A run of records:
(begin)

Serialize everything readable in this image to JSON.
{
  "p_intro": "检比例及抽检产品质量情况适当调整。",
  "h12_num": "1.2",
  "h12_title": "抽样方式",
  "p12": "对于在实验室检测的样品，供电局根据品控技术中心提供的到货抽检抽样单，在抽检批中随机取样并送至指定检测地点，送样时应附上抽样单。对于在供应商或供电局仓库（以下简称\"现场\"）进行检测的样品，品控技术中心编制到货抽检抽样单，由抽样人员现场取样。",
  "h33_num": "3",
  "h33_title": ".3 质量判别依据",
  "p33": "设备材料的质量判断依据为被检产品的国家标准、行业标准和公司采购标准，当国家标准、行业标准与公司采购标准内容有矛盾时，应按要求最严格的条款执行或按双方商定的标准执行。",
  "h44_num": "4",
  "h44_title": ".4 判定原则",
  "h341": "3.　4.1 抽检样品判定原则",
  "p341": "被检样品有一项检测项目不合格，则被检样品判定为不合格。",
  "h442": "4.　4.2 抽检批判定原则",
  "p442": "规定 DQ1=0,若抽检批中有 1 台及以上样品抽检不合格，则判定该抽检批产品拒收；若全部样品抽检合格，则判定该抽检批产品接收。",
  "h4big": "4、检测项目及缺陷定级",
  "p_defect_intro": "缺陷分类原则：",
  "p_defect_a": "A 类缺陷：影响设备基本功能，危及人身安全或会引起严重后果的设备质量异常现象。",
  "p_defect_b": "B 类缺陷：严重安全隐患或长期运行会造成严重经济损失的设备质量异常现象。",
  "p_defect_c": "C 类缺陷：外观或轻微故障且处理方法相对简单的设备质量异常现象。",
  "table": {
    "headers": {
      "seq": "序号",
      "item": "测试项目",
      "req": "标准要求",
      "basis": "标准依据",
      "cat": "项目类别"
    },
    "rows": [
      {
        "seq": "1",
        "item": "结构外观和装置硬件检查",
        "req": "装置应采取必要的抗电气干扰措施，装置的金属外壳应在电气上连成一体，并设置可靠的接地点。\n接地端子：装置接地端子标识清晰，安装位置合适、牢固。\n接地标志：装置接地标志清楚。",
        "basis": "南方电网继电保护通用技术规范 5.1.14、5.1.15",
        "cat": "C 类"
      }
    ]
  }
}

(end)

TASK GOAL: Give the material above again, word for word.

ANSWER TO THE EXERCISE:
Serialize everything readable in this image to JSON.
{
  "p_intro": "检比例及抽检产品质量情况适当调整。",
  "h12_num": "1.2",
  "h12_title": "抽样方式",
  "p12": "对于在实验室检测的样品，供电局根据品控技术中心提供的到货抽检抽样单，在抽检批中随机取样并送至指定检测地点，送样时应附上抽样单。对于在供应商或供电局仓库（以下简称\"现场\"）进行检测的样品，品控技术中心编制到货抽检抽样单，由抽样人员现场取样。",
  "h33_num": "3",
  "h33_title": ".3 质量判别依据",
  "p33": "设备材料的质量判断依据为被检产品的国家标准、行业标准和公司采购标准，当国家标准、行业标准与公司采购标准内容有矛盾时，应按要求最严格的条款执行或按双方商定的标准执行。",
  "h44_num": "4",
  "h44_title": ".4 判定原则",
  "h341": "3.　4.1 抽检样品判定原则",
  "p341": "被检样品有一项检测项目不合格，则被检样品判定为不合格。",
  "h442": "4.　4.2 抽检批判定原则",
  "p442": "规定 DQ1=0,若抽检批中有 1 台及以上样品抽检不合格，则判定该抽检批产品拒收；若全部样品抽检合格，则判定该抽检批产品接收。",
  "h4big": "4、检测项目及缺陷定级",
  "p_defect_intro": "缺陷分类原则：",
  "p_defect_a": "A 类缺陷：影响设备基本功能，危及人身安全或会引起严重后果的设备质量异常现象。",
  "p_defect_b": "B 类缺陷：严重安全隐患或长期运行会造成严重经济损失的设备质量异常现象。",
  "p_defect_c": "C 类缺陷：外观或轻微故障且处理方法相对简单的设备质量异常现象。",
  "table": {
    "headers": {
      "seq": "序号",
      "item": "测试项目",
      "req": "标准要求",
      "basis": "标准依据",
      "cat": "项目类别"
    },
    "rows": [
      {
        "seq": "1",
        "item": "结构外观和装置硬件检查",
        "req": "装置应采取必要的抗电气干扰措施，装置的金属外壳应在电气上连成一体，并设置可靠的接地点。\n接地端子：装置接地端子标识清晰，安装位置合适、牢固。\n接地标志：装置接地标志清楚。",
        "basis": "南方电网继电保护通用技术规范 5.1.14、5.1.15",
        "cat": "C 类"
      }
    ]
  }
}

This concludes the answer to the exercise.